Set task: Repeat all of the records verbatim.
------------
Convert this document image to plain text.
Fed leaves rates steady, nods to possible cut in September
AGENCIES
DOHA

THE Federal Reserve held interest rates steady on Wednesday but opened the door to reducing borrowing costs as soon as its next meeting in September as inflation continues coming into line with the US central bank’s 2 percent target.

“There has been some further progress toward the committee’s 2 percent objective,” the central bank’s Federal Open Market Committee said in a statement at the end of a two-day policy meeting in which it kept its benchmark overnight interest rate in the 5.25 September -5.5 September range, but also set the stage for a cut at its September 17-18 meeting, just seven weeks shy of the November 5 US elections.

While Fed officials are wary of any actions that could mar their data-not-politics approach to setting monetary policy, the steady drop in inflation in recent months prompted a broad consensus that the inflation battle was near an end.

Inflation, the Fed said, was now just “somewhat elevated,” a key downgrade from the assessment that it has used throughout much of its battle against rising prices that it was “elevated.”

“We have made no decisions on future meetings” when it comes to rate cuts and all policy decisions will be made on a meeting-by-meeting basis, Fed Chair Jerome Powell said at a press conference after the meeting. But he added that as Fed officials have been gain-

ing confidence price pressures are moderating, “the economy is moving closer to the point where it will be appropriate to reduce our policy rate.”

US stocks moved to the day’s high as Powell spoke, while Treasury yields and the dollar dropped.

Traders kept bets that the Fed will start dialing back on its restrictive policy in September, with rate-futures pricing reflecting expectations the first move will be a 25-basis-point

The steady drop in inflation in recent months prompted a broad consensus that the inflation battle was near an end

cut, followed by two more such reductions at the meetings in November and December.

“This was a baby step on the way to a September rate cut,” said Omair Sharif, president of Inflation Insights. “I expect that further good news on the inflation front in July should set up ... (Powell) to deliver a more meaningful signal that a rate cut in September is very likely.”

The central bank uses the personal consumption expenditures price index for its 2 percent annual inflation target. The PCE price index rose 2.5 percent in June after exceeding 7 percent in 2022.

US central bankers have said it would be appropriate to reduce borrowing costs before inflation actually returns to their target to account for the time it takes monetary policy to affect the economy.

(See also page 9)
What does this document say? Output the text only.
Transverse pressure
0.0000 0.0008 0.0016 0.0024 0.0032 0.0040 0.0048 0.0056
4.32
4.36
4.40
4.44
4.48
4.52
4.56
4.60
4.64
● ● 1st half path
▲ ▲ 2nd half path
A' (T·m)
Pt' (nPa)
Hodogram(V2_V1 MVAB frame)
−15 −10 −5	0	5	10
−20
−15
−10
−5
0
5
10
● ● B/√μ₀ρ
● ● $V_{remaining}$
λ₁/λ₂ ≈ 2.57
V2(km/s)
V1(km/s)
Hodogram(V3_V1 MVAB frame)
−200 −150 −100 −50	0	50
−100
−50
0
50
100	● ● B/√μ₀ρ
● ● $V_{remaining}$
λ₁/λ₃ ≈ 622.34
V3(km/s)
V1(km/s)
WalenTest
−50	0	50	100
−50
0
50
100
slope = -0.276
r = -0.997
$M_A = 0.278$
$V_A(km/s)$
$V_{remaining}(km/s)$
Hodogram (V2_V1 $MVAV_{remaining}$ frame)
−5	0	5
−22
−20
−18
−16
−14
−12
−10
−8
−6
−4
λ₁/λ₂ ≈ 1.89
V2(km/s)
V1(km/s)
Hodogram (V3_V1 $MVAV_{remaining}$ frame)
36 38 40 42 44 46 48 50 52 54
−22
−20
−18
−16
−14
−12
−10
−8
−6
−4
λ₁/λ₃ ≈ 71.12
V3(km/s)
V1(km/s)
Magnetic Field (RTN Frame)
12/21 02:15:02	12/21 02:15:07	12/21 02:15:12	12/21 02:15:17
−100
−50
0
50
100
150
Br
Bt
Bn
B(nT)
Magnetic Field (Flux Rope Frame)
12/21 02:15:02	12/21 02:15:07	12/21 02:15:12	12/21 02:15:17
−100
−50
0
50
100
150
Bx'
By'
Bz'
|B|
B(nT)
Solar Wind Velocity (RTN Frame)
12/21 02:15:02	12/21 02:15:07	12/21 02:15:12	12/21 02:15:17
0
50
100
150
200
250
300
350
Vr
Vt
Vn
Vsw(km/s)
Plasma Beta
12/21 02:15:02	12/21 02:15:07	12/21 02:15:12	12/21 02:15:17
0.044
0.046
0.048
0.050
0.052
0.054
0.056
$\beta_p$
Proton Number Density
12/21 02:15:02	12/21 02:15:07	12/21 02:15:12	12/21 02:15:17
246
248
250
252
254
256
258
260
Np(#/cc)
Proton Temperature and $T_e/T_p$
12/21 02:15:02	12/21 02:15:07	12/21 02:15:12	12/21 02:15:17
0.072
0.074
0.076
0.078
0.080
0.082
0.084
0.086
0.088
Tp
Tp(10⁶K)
------------
Final result:
Convert this document image to plain text.
Fed leaves rates steady, nods to possible cut in September
AGENCIES
DOHA

THE Federal Reserve held interest rates steady on Wednesday but opened the door to reducing borrowing costs as soon as its next meeting in September as inflation continues coming into line with the US central bank’s 2 percent target.

“There has been some further progress toward the committee’s 2 percent objective,” the central bank’s Federal Open Market Committee said in a statement at the end of a two-day policy meeting in which it kept its benchmark overnight interest rate in the 5.25 September -5.5 September range, but also set the stage for a cut at its September 17-18 meeting, just seven weeks shy of the November 5 US elections.

While Fed officials are wary of any actions that could mar their data-not-politics approach to setting monetary policy, the steady drop in inflation in recent months prompted a broad consensus that the inflation battle was near an end.

Inflation, the Fed said, was now just “somewhat elevated,” a key downgrade from the assessment that it has used throughout much of its battle against rising prices that it was “elevated.”

“We have made no decisions on future meetings” when it comes to rate cuts and all policy decisions will be made on a meeting-by-meeting basis, Fed Chair Jerome Powell said at a press conference after the meeting. But he added that as Fed officials have been gain-

ing confidence price pressures are moderating, “the economy is moving closer to the point where it will be appropriate to reduce our policy rate.”

US stocks moved to the day’s high as Powell spoke, while Treasury yields and the dollar dropped.

Traders kept bets that the Fed will start dialing back on its restrictive policy in September, with rate-futures pricing reflecting expectations the first move will be a 25-basis-point

The steady drop in inflation in recent months prompted a broad consensus that the inflation battle was near an end

cut, followed by two more such reductions at the meetings in November and December.

“This was a baby step on the way to a September rate cut,” said Omair Sharif, president of Inflation Insights. “I expect that further good news on the inflation front in July should set up ... (Powell) to deliver a more meaningful signal that a rate cut in September is very likely.”

The central bank uses the personal consumption expenditures price index for its 2 percent annual inflation target. The PCE price index rose 2.5 percent in June after exceeding 7 percent in 2022.

US central bankers have said it would be appropriate to reduce borrowing costs before inflation actually returns to their target to account for the time it takes monetary policy to affect the economy.

(See also page 9)
What does this document say? Output the text only.
Transverse pressure
0.0000 0.0008 0.0016 0.0024 0.0032 0.0040 0.0048 0.0056
4.32
4.36
4.40
4.44
4.48
4.52
4.56
4.60
4.64
● ● 1st half path
▲ ▲ 2nd half path
A' (T·m)
Pt' (nPa)
Hodogram(V2_V1 MVAB frame)
−15 −10 −5	0	5	10
−20
−15
−10
−5
0
5
10
● ● B/√μ₀ρ
● ● $V_{remaining}$
λ₁/λ₂ ≈ 2.57
V2(km/s)
V1(km/s)
Hodogram(V3_V1 MVAB frame)
−200 −150 −100 −50	0	50
−100
−50
0
50
100	● ● B/√μ₀ρ
● ● $V_{remaining}$
λ₁/λ₃ ≈ 622.34
V3(km/s)
V1(km/s)
WalenTest
−50	0	50	100
−50
0
50
100
slope = -0.276
r = -0.997
$M_A = 0.278$
$V_A(km/s)$
$V_{remaining}(km/s)$
Hodogram (V2_V1 $MVAV_{remaining}$ frame)
−5	0	5
−22
−20
−18
−16
−14
−12
−10
−8
−6
−4
λ₁/λ₂ ≈ 1.89
V2(km/s)
V1(km/s)
Hodogram (V3_V1 $MVAV_{remaining}$ frame)
36 38 40 42 44 46 48 50 52 54
−22
−20
−18
−16
−14
−12
−10
−8
−6
−4
λ₁/λ₃ ≈ 71.12
V3(km/s)
V1(km/s)
Magnetic Field (RTN Frame)
12/21 02:15:02	12/21 02:15:07	12/21 02:15:12	12/21 02:15:17
−100
−50
0
50
100
150
Br
Bt
Bn
B(nT)
Magnetic Field (Flux Rope Frame)
12/21 02:15:02	12/21 02:15:07	12/21 02:15:12	12/21 02:15:17
−100
−50
0
50
100
150
Bx'
By'
Bz'
|B|
B(nT)
Solar Wind Velocity (RTN Frame)
12/21 02:15:02	12/21 02:15:07	12/21 02:15:12	12/21 02:15:17
0
50
100
150
200
250
300
350
Vr
Vt
Vn
Vsw(km/s)
Plasma Beta
12/21 02:15:02	12/21 02:15:07	12/21 02:15:12	12/21 02:15:17
0.044
0.046
0.048
0.050
0.052
0.054
0.056
$\beta_p$
Proton Number Density
12/21 02:15:02	12/21 02:15:07	12/21 02:15:12	12/21 02:15:17
246
248
250
252
254
256
258
260
Np(#/cc)
Proton Temperature and $T_e/T_p$
12/21 02:15:02	12/21 02:15:07	12/21 02:15:12	12/21 02:15:17
0.072
0.074
0.076
0.078
0.080
0.082
0.084
0.086
0.088
Tp
Tp(10⁶K)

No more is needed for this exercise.